Start of RECORDS SUPPLIED

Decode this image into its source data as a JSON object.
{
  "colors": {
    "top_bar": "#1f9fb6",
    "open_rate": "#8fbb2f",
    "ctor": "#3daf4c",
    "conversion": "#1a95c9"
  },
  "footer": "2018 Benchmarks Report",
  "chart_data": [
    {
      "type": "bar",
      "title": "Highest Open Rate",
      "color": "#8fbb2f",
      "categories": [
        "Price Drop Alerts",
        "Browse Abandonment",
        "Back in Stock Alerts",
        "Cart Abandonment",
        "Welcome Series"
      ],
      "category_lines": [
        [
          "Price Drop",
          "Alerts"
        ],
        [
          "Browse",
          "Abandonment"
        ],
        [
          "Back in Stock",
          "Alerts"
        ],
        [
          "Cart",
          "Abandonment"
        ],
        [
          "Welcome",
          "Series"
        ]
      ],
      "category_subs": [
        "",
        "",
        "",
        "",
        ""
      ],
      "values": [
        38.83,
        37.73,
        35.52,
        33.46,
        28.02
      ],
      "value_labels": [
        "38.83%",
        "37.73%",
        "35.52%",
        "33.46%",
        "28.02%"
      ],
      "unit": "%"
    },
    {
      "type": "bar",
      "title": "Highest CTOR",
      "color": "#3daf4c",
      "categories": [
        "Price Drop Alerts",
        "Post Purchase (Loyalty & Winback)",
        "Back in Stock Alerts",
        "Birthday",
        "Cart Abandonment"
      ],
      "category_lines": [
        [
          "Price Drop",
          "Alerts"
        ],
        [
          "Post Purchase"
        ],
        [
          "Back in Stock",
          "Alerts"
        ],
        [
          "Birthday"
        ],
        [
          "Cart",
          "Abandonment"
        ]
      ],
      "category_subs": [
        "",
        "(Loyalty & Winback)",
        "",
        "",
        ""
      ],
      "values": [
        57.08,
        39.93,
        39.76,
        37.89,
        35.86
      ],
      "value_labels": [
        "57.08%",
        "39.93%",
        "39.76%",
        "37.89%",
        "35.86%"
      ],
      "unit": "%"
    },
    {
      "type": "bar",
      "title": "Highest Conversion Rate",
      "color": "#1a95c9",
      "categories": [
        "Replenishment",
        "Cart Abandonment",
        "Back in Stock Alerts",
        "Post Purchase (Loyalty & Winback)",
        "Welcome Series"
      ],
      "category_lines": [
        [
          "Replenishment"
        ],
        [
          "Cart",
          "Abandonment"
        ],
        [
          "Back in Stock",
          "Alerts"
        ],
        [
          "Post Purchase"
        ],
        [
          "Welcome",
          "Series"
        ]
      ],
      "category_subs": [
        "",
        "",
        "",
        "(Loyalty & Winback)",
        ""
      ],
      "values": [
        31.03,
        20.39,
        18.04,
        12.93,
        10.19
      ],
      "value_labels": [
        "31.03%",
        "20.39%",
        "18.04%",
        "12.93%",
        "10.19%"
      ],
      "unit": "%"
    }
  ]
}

End of RECORDS SUPPLIED

Extract the listing in its entirety and repeat it exactly.

ANSWER TO THIS EXERCISE:
Decode this image into its source data as a JSON object.
{
  "colors": {
    "top_bar": "#1f9fb6",
    "open_rate": "#8fbb2f",
    "ctor": "#3daf4c",
    "conversion": "#1a95c9"
  },
  "footer": "2018 Benchmarks Report",
  "chart_data": [
    {
      "type": "bar",
      "title": "Highest Open Rate",
      "color": "#8fbb2f",
      "categories": [
        "Price Drop Alerts",
        "Browse Abandonment",
        "Back in Stock Alerts",
        "Cart Abandonment",
        "Welcome Series"
      ],
      "category_lines": [
        [
          "Price Drop",
          "Alerts"
        ],
        [
          "Browse",
          "Abandonment"
        ],
        [
          "Back in Stock",
          "Alerts"
        ],
        [
          "Cart",
          "Abandonment"
        ],
        [
          "Welcome",
          "Series"
        ]
      ],
      "category_subs": [
        "",
        "",
        "",
        "",
        ""
      ],
      "values": [
        38.83,
        37.73,
        35.52,
        33.46,
        28.02
      ],
      "value_labels": [
        "38.83%",
        "37.73%",
        "35.52%",
        "33.46%",
        "28.02%"
      ],
      "unit": "%"
    },
    {
      "type": "bar",
      "title": "Highest CTOR",
      "color": "#3daf4c",
      "categories": [
        "Price Drop Alerts",
        "Post Purchase (Loyalty & Winback)",
        "Back in Stock Alerts",
        "Birthday",
        "Cart Abandonment"
      ],
      "category_lines": [
        [
          "Price Drop",
          "Alerts"
        ],
        [
          "Post Purchase"
        ],
        [
          "Back in Stock",
          "Alerts"
        ],
        [
          "Birthday"
        ],
        [
          "Cart",
          "Abandonment"
        ]
      ],
      "category_subs": [
        "",
        "(Loyalty & Winback)",
        "",
        "",
        ""
      ],
      "values": [
        57.08,
        39.93,
        39.76,
        37.89,
        35.86
      ],
      "value_labels": [
        "57.08%",
        "39.93%",
        "39.76%",
        "37.89%",
        "35.86%"
      ],
      "unit": "%"
    },
    {
      "type": "bar",
      "title": "Highest Conversion Rate",
      "color": "#1a95c9",
      "categories": [
        "Replenishment",
        "Cart Abandonment",
        "Back in Stock Alerts",
        "Post Purchase (Loyalty & Winback)",
        "Welcome Series"
      ],
      "category_lines": [
        [
          "Replenishment"
        ],
        [
          "Cart",
          "Abandonment"
        ],
        [
          "Back in Stock",
          "Alerts"
        ],
        [
          "Post Purchase"
        ],
        [
          "Welcome",
          "Series"
        ]
      ],
      "category_subs": [
        "",
        "",
        "",
        "(Loyalty & Winback)",
        ""
      ],
      "values": [
        31.03,
        20.39,
        18.04,
        12.93,
        10.19
      ],
      "value_labels": [
        "31.03%",
        "20.39%",
        "18.04%",
        "12.93%",
        "10.19%"
      ],
      "unit": "%"
    }
  ]
}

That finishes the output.